• [THE EXERCISE] Across the entries below, how many lines contain the string "these"? Give only the count.

• [DATA SUPPLIED]
┌──

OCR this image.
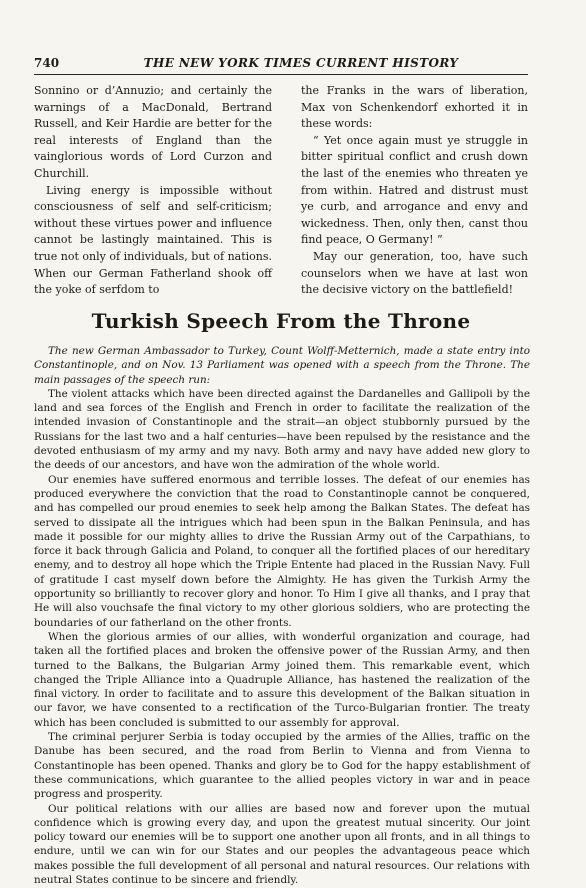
740	THE NEW YORK TIMES CURRENT HISTORY

Sonnino or d’Annuzio; and certainly the warnings of a MacDonald, Bertrand Russell, and Keir Hardie are better for the real interests of England than the vainglorious words of Lord Curzon and Churchill.

Living energy is impossible without consciousness of self and self-criticism; without these virtues power and influence cannot be lastingly maintained. This is true not only of individuals, but of nations. When our German Fatherland shook off the yoke of serfdom to

the Franks in the wars of liberation, Max von Schenkendorf exhorted it in these words:

“ Yet once again must ye struggle in bitter spiritual conflict and crush down the last of the enemies who threaten ye from within. Hatred and distrust must ye curb, and arrogance and envy and wickedness. Then, only then, canst thou find peace, O Germany! ”

May our generation, too, have such counselors when we have at last won the decisive victory on the battlefield!

Turkish Speech From the Throne

The new German Ambassador to Turkey, Count Wolff-Metternich, made a state entry into Constantinople, and on Nov. 13 Parliament was opened with a speech from the Throne. The main passages of the speech run:

The violent attacks which have been directed against the Dardanelles and Gallipoli by the land and sea forces of the English and French in order to facilitate the realization of the intended invasion of Constantinople and the strait—an object stubbornly pursued by the Russians for the last two and a half centuries—have been repulsed by the resistance and the devoted enthusiasm of my army and my navy. Both army and navy have added new glory to the deeds of our ancestors, and have won the admiration of the whole world.

Our enemies have suffered enormous and terrible losses. The defeat of our enemies has produced everywhere the conviction that the road to Constantinople cannot be conquered, and has compelled our proud enemies to seek help among the Balkan States. The defeat has served to dissipate all the intrigues which had been spun in the Balkan Peninsula, and has made it possible for our mighty allies to drive the Russian Army out of the Carpathians, to force it back through Galicia and Poland, to conquer all the fortified places of our hereditary enemy, and to destroy all hope which the Triple Entente had placed in the Russian Navy. Full of gratitude I cast myself down before the Almighty. He has given the Turkish Army the opportunity so brilliantly to recover glory and honor. To Him I give all thanks, and I pray that He will also vouchsafe the final victory to my other glorious soldiers, who are protecting the boundaries of our fatherland on the other fronts.

When the glorious armies of our allies, with wonderful organization and courage, had taken all the fortified places and broken the offensive power of the Russian Army, and then turned to the Balkans, the Bulgarian Army joined them. This remarkable event, which changed the Triple Alliance into a Quadruple Alliance, has hastened the realization of the final victory. In order to facilitate and to assure this development of the Balkan situation in our favor, we have consented to a rectification of the Turco-Bulgarian frontier. The treaty which has been concluded is submitted to our assembly for approval.

The criminal perjurer Serbia is today occupied by the armies of the Allies, traffic on the Danube has been secured, and the road from Berlin to Vienna and from Vienna to Constantinople has been opened. Thanks and glory be to God for the happy establishment of these communications, which guarantee to the allied peoples victory in war and in peace progress and prosperity.

Our political relations with our allies are based now and forever upon the mutual confidence which is growing every day, and upon the greatest mutual sincerity. Our joint policy toward our enemies will be to support one another upon all fronts, and in all things to endure, until we can win for our States and our peoples the advantageous peace which makes possible the full development of all personal and natural resources. Our relations with neutral States continue to be sincere and friendly.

└──

• [RESULT] 3